_Extracted data entries_.
--------------------
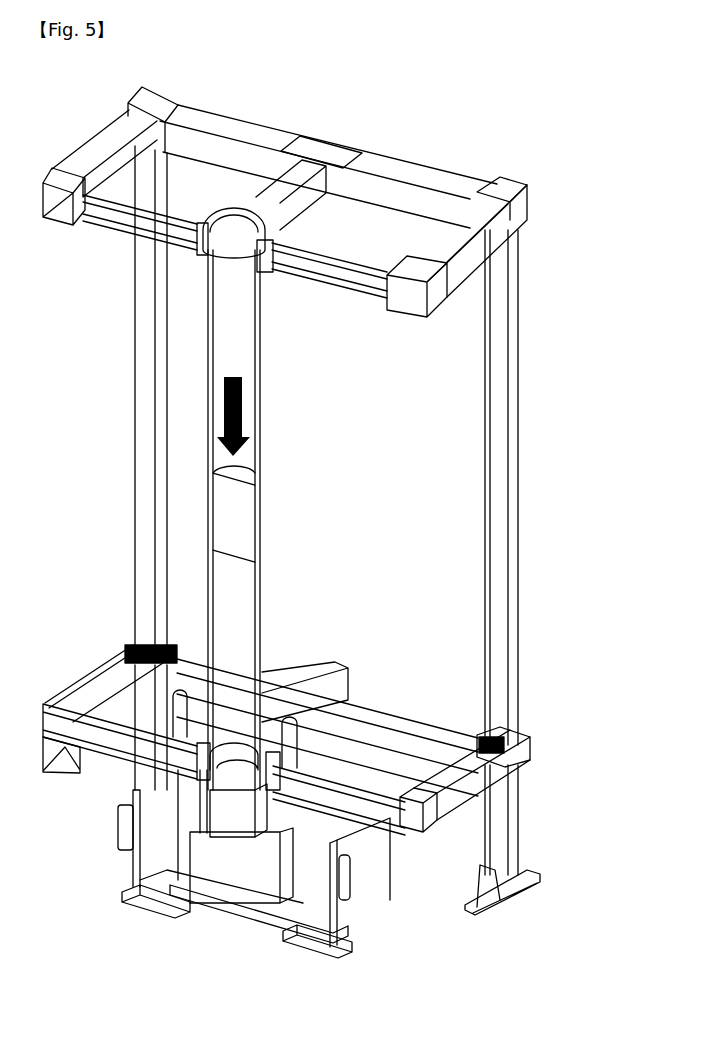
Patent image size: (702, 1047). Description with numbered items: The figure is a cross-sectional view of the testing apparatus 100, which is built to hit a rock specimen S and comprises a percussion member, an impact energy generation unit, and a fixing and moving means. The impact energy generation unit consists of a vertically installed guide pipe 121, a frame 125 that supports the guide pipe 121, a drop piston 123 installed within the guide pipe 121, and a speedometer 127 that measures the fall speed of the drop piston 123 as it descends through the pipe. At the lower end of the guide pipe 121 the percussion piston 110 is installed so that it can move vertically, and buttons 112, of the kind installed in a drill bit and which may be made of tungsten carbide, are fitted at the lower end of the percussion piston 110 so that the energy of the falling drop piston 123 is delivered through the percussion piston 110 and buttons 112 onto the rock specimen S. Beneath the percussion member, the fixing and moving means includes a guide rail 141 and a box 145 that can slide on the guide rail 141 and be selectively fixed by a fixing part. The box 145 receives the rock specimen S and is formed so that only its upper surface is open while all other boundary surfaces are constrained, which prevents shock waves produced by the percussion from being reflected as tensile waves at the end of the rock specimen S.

The testing apparatus 100 is at (515, 962).
The percussion piston 110 is at (207, 803).
The buttons 112 is at (223, 793).
The guide pipe 121 is at (262, 366).
The drop piston 123 is at (240, 505).
The frame 125 is at (145, 378).
The speedometer 127 is at (170, 686).
The guide rail 141 is at (135, 905).
The box 145 is at (360, 897).
The rock specimen S is at (243, 877).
--------------------
_TASK DESCRIPTION_.
Output every line of the items above as a JSON list of strings, one string per line, leaving out blank lines and the pictures.

_OUTPUT FOR THIS TASK_.
[
  "Patent image size: (702, 1047). Description with numbered items: The figure is a cross-sectional view of the testing apparatus 100, which is built to hit a rock specimen S and comprises a percussion member, an impact energy generation unit, and a fixing and moving means. The impact energy generation unit consists of a vertically installed guide pipe 121, a frame 125 that supports the guide pipe 121, a drop piston 123 installed within the guide pipe 121, and a speedometer 127 that measures the fall speed of the drop piston 123 as it descends through the pipe. At the lower end of the guide pipe 121 the percussion piston 110 is installed so that it can move vertically, and buttons 112, of the kind installed in a drill bit and which may be made of tungsten carbide, are fitted at the lower end of the percussion piston 110 so that the energy of the falling drop piston 123 is delivered through the percussion piston 110 and buttons 112 onto the rock specimen S. Beneath the percussion member, the fixing and moving means includes a guide rail 141 and a box 145 that can slide on the guide rail 141 and be selectively fixed by a fixing part. The box 145 receives the rock specimen S and is formed so that only its upper surface is open while all other boundary surfaces are constrained, which prevents shock waves produced by the percussion from being reflected as tensile waves at the end of the rock specimen S.",
  "The testing apparatus 100 is at (515, 962).",
  "The percussion piston 110 is at (207, 803).",
  "The buttons 112 is at (223, 793).",
  "The guide pipe 121 is at (262, 366).",
  "The drop piston 123 is at (240, 505).",
  "The frame 125 is at (145, 378).",
  "The speedometer 127 is at (170, 686).",
  "The guide rail 141 is at (135, 905).",
  "The box 145 is at (360, 897).",
  "The rock specimen S is at (243, 877)."
]